Information supplied:

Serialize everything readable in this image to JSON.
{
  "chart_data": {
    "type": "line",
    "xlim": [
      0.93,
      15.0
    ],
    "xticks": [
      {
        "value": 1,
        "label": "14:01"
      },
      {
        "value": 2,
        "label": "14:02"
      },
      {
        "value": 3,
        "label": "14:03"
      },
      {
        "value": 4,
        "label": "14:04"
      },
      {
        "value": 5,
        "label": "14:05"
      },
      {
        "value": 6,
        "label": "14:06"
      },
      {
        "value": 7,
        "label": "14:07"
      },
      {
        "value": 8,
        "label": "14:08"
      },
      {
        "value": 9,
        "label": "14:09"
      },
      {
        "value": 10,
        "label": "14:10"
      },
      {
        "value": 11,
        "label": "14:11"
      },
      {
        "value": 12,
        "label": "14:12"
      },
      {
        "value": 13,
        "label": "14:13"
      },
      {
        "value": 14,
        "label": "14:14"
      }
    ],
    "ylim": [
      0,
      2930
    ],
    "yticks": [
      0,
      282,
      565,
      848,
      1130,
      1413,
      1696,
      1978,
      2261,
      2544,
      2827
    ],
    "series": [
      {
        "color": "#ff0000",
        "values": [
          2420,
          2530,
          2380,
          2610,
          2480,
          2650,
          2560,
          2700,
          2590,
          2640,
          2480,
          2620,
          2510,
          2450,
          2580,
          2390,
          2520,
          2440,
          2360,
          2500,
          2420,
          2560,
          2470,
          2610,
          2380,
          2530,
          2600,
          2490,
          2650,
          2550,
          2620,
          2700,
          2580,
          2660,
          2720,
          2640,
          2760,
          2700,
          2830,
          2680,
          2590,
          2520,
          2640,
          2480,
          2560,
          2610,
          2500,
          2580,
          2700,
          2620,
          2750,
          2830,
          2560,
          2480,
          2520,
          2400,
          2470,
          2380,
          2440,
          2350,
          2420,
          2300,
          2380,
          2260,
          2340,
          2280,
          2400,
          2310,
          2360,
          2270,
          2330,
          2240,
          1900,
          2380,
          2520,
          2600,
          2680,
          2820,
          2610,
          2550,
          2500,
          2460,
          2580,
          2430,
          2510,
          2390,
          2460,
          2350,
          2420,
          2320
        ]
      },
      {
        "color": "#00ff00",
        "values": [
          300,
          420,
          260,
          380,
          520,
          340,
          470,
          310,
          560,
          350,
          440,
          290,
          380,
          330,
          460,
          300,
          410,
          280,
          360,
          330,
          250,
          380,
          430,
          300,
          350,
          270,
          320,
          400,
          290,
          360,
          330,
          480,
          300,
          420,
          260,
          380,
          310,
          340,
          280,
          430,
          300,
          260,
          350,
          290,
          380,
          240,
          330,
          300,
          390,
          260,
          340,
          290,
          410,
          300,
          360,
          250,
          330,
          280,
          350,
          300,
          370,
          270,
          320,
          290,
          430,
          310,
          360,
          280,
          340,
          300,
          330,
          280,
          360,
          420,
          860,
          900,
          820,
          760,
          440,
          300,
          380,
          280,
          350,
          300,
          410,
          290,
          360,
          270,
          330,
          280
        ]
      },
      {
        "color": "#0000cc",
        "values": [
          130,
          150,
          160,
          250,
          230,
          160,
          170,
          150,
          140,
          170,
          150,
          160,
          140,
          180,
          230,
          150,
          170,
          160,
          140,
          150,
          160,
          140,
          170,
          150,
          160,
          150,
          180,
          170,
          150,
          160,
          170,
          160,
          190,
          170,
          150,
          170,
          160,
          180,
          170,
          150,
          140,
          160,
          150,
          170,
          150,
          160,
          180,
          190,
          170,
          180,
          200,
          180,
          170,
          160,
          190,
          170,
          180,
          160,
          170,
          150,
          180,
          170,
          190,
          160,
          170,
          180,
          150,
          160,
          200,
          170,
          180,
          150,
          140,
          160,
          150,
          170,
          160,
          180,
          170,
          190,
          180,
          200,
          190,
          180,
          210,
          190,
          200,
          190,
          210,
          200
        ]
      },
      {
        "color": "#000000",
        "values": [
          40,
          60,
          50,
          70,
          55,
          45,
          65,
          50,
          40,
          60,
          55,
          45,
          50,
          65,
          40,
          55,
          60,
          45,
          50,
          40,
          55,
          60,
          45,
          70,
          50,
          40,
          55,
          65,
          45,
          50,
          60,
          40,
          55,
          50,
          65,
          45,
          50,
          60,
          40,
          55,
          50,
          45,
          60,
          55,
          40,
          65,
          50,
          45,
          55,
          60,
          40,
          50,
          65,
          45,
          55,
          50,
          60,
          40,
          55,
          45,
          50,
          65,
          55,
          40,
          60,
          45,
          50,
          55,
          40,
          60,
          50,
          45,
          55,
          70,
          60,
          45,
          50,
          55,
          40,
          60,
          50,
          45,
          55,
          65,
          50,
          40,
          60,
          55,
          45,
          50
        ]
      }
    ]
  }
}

Task brief: Gather each line holding the string "color".

Reply to the exercise:
        "color": "#ff0000",
        "color": "#00ff00",
        "color": "#0000cc",
        "color": "#000000",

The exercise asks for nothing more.